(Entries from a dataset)
##############################

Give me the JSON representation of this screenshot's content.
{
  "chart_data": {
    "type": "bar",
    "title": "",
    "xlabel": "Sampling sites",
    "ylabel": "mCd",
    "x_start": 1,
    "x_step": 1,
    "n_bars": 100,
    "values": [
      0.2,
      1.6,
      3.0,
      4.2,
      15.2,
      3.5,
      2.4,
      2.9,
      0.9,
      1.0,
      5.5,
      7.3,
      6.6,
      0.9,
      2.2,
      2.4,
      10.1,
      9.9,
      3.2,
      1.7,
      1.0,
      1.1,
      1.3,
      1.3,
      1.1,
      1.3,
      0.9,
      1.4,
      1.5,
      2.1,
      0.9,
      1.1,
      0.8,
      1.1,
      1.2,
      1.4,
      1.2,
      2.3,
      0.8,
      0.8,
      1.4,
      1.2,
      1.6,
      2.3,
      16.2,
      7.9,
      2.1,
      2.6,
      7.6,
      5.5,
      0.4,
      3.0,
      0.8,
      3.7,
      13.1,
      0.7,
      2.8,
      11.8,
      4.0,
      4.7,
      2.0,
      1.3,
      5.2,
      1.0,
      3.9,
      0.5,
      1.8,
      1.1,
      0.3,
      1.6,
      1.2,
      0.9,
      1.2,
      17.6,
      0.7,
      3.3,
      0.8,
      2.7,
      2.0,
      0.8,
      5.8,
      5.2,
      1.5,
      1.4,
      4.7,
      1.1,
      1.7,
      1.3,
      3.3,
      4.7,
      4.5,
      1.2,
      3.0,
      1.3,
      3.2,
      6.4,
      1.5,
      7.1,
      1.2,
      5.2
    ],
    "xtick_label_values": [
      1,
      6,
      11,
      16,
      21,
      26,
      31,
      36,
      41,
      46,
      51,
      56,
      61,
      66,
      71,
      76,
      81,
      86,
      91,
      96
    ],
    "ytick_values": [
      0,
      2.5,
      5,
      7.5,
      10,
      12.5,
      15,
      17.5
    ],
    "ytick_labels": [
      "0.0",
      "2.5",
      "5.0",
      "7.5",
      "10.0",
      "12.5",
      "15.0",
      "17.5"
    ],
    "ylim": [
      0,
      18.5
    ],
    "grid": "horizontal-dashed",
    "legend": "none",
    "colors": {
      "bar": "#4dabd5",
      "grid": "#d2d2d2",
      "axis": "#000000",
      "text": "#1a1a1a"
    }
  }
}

##############################

Type out all of the material again, word for word.

> _Full response_:
Give me the JSON representation of this screenshot's content.
{
  "chart_data": {
    "type": "bar",
    "title": "",
    "xlabel": "Sampling sites",
    "ylabel": "mCd",
    "x_start": 1,
    "x_step": 1,
    "n_bars": 100,
    "values": [
      0.2,
      1.6,
      3.0,
      4.2,
      15.2,
      3.5,
      2.4,
      2.9,
      0.9,
      1.0,
      5.5,
      7.3,
      6.6,
      0.9,
      2.2,
      2.4,
      10.1,
      9.9,
      3.2,
      1.7,
      1.0,
      1.1,
      1.3,
      1.3,
      1.1,
      1.3,
      0.9,
      1.4,
      1.5,
      2.1,
      0.9,
      1.1,
      0.8,
      1.1,
      1.2,
      1.4,
      1.2,
      2.3,
      0.8,
      0.8,
      1.4,
      1.2,
      1.6,
      2.3,
      16.2,
      7.9,
      2.1,
      2.6,
      7.6,
      5.5,
      0.4,
      3.0,
      0.8,
      3.7,
      13.1,
      0.7,
      2.8,
      11.8,
      4.0,
      4.7,
      2.0,
      1.3,
      5.2,
      1.0,
      3.9,
      0.5,
      1.8,
      1.1,
      0.3,
      1.6,
      1.2,
      0.9,
      1.2,
      17.6,
      0.7,
      3.3,
      0.8,
      2.7,
      2.0,
      0.8,
      5.8,
      5.2,
      1.5,
      1.4,
      4.7,
      1.1,
      1.7,
      1.3,
      3.3,
      4.7,
      4.5,
      1.2,
      3.0,
      1.3,
      3.2,
      6.4,
      1.5,
      7.1,
      1.2,
      5.2
    ],
    "xtick_label_values": [
      1,
      6,
      11,
      16,
      21,
      26,
      31,
      36,
      41,
      46,
      51,
      56,
      61,
      66,
      71,
      76,
      81,
      86,
      91,
      96
    ],
    "ytick_values": [
      0,
      2.5,
      5,
      7.5,
      10,
      12.5,
      15,
      17.5
    ],
    "ytick_labels": [
      "0.0",
      "2.5",
      "5.0",
      "7.5",
      "10.0",
      "12.5",
      "15.0",
      "17.5"
    ],
    "ylim": [
      0,
      18.5
    ],
    "grid": "horizontal-dashed",
    "legend": "none",
    "colors": {
      "bar": "#4dabd5",
      "grid": "#d2d2d2",
      "axis": "#000000",
      "text": "#1a1a1a"
    }
  }
}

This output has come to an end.